- **Records shown**
*****

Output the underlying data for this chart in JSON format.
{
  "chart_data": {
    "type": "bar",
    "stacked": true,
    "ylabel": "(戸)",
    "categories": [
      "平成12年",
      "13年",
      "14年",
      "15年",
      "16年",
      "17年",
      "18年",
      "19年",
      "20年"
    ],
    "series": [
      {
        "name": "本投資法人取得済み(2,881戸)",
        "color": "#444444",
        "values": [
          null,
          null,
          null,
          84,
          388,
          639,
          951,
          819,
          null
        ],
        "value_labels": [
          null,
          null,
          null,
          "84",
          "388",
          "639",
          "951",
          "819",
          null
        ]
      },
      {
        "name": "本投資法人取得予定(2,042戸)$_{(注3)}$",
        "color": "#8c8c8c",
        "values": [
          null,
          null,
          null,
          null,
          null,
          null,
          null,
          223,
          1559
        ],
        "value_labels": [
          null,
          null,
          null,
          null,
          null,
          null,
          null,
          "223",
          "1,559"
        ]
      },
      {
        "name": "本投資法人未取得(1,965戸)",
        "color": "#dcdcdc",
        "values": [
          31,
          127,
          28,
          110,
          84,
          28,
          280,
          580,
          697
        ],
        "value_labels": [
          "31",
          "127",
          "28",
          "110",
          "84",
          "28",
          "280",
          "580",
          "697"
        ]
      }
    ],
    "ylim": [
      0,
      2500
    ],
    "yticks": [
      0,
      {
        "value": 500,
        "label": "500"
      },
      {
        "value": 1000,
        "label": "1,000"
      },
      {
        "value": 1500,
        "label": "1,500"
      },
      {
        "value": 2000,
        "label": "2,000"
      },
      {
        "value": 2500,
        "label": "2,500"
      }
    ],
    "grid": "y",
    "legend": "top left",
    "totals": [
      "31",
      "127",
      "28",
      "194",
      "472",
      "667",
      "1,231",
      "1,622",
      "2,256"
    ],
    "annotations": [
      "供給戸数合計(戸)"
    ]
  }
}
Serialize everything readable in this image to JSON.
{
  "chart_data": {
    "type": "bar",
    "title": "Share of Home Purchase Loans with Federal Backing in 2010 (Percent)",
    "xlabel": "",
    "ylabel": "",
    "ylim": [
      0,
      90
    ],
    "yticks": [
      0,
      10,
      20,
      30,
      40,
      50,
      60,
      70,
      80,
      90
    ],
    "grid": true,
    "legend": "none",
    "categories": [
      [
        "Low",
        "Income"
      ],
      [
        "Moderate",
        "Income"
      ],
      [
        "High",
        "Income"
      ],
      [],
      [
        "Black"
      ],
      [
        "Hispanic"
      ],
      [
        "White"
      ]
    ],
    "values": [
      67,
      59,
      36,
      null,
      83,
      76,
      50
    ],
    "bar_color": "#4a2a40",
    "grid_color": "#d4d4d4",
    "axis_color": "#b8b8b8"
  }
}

*****

- **Problem details**
Return exactly the lines from the one containing "Serialize everything readable" to the last line of the data, and nothing more.

- **Output of the task**
Serialize everything readable in this image to JSON.
{
  "chart_data": {
    "type": "bar",
    "title": "Share of Home Purchase Loans with Federal Backing in 2010 (Percent)",
    "xlabel": "",
    "ylabel": "",
    "ylim": [
      0,
      90
    ],
    "yticks": [
      0,
      10,
      20,
      30,
      40,
      50,
      60,
      70,
      80,
      90
    ],
    "grid": true,
    "legend": "none",
    "categories": [
      [
        "Low",
        "Income"
      ],
      [
        "Moderate",
        "Income"
      ],
      [
        "High",
        "Income"
      ],
      [],
      [
        "Black"
      ],
      [
        "Hispanic"
      ],
      [
        "White"
      ]
    ],
    "values": [
      67,
      59,
      36,
      null,
      83,
      76,
      50
    ],
    "bar_color": "#4a2a40",
    "grid_color": "#d4d4d4",
    "axis_color": "#b8b8b8"
  }
}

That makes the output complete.